━━━ Dataset records ━━━

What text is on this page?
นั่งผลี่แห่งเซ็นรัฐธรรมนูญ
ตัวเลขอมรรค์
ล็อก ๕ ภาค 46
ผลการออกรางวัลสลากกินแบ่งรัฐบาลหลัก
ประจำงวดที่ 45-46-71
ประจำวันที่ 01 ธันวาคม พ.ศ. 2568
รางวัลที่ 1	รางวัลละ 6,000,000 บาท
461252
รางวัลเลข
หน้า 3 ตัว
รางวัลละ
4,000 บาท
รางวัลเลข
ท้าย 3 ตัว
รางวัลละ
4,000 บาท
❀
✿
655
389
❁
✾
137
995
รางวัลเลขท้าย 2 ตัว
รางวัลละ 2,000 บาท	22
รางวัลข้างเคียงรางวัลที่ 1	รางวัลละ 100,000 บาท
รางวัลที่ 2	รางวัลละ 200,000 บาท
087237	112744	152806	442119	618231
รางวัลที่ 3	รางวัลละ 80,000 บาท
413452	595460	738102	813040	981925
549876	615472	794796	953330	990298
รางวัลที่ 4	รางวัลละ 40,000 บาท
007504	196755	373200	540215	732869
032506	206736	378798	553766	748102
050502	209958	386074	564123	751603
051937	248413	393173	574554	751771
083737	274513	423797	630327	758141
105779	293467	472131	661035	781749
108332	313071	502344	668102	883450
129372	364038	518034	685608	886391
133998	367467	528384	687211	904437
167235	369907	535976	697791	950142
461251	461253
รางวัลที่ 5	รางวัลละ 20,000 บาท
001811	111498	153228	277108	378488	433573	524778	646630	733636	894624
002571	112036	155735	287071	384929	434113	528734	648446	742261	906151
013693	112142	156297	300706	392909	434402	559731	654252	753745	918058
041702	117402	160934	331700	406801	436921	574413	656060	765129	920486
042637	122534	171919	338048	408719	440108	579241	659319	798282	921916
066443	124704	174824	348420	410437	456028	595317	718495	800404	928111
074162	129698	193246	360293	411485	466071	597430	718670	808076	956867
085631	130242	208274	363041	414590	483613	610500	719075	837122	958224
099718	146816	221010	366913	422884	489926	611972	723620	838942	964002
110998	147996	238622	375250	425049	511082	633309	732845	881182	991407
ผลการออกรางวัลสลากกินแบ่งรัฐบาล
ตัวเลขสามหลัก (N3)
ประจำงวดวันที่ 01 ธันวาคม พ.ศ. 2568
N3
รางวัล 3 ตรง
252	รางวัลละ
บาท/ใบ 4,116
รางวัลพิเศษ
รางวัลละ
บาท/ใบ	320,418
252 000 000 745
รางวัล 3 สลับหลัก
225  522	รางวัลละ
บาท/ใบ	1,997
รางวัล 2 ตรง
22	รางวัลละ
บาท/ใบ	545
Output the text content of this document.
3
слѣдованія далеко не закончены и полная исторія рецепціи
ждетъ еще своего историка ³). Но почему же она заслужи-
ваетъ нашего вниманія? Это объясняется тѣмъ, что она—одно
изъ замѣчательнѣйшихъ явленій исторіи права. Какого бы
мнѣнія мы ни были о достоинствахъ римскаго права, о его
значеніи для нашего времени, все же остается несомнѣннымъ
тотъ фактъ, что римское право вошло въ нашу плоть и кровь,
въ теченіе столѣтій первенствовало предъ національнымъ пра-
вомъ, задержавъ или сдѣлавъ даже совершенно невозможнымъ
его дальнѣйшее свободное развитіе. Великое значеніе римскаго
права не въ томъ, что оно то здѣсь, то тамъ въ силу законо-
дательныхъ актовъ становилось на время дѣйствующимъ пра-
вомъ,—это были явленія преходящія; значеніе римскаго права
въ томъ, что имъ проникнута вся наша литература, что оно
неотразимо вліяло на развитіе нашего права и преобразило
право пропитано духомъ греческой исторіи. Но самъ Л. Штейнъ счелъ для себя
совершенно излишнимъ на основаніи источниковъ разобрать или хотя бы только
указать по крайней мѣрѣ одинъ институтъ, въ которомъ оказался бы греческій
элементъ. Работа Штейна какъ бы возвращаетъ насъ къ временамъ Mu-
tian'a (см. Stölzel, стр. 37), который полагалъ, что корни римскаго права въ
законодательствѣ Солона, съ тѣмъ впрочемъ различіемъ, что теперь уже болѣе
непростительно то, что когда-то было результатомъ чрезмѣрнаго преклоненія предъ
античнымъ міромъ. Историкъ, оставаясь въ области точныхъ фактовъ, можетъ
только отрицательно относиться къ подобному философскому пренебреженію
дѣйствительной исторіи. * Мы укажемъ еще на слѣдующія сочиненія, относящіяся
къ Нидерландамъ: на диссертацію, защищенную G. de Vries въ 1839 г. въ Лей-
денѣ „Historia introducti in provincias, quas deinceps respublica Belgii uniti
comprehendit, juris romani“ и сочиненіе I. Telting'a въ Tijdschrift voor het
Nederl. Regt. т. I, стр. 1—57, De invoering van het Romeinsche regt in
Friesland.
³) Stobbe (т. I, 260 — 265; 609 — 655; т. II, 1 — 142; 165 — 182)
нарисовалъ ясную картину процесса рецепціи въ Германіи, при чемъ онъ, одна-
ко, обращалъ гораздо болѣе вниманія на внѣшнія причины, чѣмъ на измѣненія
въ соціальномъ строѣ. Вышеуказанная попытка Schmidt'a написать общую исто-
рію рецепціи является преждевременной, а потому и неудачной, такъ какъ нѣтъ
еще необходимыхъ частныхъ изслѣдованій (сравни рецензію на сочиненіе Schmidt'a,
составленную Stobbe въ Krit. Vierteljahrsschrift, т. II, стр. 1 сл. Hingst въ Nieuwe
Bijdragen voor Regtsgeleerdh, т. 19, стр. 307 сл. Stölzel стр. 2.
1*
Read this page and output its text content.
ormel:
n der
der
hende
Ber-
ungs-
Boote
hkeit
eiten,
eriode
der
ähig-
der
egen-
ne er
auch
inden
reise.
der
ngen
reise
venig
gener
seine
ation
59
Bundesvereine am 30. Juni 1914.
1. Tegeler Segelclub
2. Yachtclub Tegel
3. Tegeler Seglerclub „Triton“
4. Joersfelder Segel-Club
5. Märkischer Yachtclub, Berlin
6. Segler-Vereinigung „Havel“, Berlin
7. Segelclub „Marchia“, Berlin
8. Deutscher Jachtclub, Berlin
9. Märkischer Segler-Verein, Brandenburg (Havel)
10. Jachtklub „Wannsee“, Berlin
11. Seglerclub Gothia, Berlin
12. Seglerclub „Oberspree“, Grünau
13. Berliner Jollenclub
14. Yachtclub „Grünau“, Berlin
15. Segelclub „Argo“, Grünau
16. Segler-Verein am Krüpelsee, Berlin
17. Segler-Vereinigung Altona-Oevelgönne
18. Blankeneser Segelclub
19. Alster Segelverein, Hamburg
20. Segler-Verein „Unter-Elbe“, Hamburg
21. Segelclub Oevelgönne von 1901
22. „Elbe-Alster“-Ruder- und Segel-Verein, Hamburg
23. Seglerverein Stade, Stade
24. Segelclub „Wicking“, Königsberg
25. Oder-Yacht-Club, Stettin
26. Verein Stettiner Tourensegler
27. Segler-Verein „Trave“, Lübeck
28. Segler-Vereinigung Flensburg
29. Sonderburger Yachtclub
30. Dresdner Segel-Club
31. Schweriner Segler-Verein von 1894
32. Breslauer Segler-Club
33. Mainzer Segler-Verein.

━━━

_To do_
Collect the lines of the data that carry the word "Segelclub".

_Right answer_
1. Tegeler Segelclub
7. Segelclub „Marchia“, Berlin
15. Segelclub „Argo“, Grünau
18. Blankeneser Segelclub
21. Segelclub Oevelgönne von 1901
24. Segelclub „Wicking“, Königsberg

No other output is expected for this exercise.